------ RECORDS FOR THIS EXERCISE

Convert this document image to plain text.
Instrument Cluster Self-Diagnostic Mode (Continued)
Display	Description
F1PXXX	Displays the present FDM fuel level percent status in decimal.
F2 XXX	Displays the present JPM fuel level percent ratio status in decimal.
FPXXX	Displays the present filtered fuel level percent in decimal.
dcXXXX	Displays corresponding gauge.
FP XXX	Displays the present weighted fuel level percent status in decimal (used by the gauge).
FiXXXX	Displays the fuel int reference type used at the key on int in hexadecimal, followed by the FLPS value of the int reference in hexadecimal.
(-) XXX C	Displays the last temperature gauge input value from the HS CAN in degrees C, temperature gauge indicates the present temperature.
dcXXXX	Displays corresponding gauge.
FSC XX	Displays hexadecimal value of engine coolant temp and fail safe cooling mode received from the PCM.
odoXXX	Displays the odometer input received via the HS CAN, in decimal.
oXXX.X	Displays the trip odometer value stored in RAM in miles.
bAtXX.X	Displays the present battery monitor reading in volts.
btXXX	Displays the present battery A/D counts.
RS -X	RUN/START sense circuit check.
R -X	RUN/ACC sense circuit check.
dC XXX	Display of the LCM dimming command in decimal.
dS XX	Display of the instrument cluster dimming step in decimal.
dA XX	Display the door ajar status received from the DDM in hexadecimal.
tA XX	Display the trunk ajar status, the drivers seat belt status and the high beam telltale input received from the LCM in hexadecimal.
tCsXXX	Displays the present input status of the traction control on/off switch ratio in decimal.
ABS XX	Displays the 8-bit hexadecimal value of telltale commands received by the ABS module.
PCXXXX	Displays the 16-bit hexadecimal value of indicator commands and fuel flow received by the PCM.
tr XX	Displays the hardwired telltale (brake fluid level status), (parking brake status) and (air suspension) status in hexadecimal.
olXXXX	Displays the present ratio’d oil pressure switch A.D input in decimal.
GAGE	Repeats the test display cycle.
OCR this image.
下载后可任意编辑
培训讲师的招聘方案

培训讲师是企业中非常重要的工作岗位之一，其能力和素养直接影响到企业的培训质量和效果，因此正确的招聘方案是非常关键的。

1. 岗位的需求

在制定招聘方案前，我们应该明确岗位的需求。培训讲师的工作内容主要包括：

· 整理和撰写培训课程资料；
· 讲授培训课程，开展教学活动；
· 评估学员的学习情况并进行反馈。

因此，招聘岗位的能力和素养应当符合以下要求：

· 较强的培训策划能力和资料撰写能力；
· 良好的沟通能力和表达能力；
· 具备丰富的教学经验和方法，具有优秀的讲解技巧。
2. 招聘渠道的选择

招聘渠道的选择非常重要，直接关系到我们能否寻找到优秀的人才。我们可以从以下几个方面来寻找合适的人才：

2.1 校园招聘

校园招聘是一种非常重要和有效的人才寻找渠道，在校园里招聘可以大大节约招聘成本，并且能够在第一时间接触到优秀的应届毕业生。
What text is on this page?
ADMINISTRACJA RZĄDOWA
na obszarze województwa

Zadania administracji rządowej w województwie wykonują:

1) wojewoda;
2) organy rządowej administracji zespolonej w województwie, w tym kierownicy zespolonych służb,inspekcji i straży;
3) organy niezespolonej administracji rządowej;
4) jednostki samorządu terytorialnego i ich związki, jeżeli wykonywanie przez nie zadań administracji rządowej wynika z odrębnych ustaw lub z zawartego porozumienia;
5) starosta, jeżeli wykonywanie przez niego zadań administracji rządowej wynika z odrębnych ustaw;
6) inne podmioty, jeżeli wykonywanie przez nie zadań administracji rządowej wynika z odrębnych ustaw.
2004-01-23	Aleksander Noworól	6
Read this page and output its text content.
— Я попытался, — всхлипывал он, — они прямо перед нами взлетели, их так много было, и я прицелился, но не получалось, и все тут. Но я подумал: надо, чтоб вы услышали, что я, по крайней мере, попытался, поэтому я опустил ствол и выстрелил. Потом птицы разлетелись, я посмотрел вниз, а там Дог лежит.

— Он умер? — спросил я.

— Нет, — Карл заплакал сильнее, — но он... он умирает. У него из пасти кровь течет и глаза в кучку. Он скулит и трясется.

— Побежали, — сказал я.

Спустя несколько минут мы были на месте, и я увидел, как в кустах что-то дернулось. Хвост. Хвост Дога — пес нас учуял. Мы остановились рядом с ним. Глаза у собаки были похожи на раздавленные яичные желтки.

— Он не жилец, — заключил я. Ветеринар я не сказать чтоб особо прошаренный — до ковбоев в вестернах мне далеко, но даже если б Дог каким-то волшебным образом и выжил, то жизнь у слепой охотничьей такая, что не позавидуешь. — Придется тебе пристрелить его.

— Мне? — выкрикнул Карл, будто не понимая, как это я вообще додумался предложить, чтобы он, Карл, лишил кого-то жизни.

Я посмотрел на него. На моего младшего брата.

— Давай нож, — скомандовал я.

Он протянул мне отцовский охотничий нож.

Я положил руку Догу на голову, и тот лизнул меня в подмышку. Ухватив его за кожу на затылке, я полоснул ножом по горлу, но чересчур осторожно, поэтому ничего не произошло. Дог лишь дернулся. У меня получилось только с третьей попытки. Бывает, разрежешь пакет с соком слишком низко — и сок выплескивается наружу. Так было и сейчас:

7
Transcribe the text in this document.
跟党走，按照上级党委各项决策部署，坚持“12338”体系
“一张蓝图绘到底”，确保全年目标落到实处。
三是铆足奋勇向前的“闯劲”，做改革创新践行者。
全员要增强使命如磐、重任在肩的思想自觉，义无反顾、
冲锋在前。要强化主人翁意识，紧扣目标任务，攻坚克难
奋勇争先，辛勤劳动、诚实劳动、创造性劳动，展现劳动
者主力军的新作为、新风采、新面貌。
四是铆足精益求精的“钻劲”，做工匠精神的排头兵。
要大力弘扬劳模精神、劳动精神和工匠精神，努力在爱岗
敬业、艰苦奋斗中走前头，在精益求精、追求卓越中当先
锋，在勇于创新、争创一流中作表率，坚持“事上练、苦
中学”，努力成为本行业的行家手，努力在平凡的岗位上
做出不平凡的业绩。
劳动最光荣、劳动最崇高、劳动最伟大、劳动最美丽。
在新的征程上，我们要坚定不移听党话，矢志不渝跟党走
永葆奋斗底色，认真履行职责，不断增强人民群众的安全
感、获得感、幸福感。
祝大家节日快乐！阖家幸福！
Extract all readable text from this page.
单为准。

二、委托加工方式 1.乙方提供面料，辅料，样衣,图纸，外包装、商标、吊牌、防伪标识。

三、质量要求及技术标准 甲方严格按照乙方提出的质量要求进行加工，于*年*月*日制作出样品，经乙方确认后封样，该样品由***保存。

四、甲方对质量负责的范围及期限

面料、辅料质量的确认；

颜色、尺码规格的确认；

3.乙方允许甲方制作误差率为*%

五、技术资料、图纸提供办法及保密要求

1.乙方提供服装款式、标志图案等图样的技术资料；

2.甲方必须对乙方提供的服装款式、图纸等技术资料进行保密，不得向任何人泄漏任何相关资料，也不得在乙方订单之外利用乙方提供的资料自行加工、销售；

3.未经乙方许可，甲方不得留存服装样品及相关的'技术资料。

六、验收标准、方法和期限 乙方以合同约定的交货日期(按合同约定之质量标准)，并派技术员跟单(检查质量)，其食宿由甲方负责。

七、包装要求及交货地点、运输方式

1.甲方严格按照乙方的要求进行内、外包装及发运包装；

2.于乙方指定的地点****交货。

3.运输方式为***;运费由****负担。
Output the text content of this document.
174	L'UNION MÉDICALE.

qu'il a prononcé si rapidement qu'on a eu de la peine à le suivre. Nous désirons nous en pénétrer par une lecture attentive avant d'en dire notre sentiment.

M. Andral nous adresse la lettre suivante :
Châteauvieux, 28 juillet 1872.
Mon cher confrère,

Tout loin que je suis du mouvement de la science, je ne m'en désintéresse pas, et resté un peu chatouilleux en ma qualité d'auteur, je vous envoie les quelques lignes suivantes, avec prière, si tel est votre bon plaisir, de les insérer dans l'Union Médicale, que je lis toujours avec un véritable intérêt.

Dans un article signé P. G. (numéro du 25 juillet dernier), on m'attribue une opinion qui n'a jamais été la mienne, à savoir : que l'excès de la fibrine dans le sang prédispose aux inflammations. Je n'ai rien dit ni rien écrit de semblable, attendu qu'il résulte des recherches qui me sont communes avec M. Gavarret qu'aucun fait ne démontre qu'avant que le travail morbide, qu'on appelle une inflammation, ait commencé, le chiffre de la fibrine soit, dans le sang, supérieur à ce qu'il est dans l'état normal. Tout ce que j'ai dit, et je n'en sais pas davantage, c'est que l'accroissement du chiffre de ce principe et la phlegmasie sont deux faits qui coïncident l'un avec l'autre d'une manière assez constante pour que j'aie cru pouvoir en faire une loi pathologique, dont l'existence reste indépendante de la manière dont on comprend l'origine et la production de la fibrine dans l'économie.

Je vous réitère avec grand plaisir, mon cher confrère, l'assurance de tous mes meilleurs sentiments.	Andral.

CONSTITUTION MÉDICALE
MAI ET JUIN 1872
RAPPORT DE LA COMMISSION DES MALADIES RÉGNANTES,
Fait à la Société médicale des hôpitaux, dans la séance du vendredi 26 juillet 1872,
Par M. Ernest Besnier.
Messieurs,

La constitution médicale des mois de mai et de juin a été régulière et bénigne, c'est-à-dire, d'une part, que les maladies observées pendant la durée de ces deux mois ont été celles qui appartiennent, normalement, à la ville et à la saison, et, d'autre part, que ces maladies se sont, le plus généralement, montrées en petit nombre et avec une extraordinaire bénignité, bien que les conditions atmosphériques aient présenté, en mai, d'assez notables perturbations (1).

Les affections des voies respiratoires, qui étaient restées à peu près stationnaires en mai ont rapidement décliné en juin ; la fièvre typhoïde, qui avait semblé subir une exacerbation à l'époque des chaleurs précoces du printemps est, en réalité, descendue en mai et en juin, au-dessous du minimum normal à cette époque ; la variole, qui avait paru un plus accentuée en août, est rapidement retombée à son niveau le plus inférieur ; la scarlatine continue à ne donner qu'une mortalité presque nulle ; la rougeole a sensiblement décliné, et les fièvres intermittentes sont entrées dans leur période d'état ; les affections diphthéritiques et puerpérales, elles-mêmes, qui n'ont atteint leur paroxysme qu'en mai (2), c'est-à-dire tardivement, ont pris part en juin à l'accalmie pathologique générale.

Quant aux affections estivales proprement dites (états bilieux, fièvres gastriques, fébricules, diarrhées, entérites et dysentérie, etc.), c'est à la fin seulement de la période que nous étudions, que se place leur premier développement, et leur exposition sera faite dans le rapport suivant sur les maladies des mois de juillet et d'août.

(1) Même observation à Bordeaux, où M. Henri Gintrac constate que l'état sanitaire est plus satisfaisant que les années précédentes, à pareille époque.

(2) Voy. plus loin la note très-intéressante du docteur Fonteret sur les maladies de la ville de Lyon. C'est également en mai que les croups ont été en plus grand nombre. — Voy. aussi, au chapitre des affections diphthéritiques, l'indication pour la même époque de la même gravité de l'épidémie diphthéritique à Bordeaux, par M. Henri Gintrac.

------------

State only the count of lines above that hold the string "text".

6